* START Supplied data *
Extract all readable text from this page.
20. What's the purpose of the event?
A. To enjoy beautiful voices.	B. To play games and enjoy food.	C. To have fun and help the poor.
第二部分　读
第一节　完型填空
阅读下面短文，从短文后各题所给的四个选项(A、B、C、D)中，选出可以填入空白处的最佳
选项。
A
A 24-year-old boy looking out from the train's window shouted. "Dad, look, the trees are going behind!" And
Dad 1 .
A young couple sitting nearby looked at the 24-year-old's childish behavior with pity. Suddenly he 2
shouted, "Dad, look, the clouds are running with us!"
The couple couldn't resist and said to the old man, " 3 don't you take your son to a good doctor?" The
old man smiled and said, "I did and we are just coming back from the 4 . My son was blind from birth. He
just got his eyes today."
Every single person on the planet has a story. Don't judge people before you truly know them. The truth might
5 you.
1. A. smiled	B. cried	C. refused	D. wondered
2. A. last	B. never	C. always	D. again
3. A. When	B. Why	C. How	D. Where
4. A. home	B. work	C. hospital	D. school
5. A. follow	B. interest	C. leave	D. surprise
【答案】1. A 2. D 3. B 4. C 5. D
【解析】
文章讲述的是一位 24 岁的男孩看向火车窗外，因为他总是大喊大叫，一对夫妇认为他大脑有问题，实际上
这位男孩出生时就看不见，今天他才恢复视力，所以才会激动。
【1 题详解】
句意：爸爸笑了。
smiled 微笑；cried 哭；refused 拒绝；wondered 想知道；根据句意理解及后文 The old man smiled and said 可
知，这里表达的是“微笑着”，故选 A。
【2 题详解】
* END Supplied data *
Check every line of the data above for the string "said", and copy those that have it.

The couple couldn't resist and said to the old man, " 3 don't you take your son to a good doctor?" The
old man smiled and said, "I did and we are just coming back from the 4 . My son was blind from birth. He
smiled 微笑；cried 哭；refused 拒绝；wondered 想知道；根据句意理解及后文 The old man smiled and said 可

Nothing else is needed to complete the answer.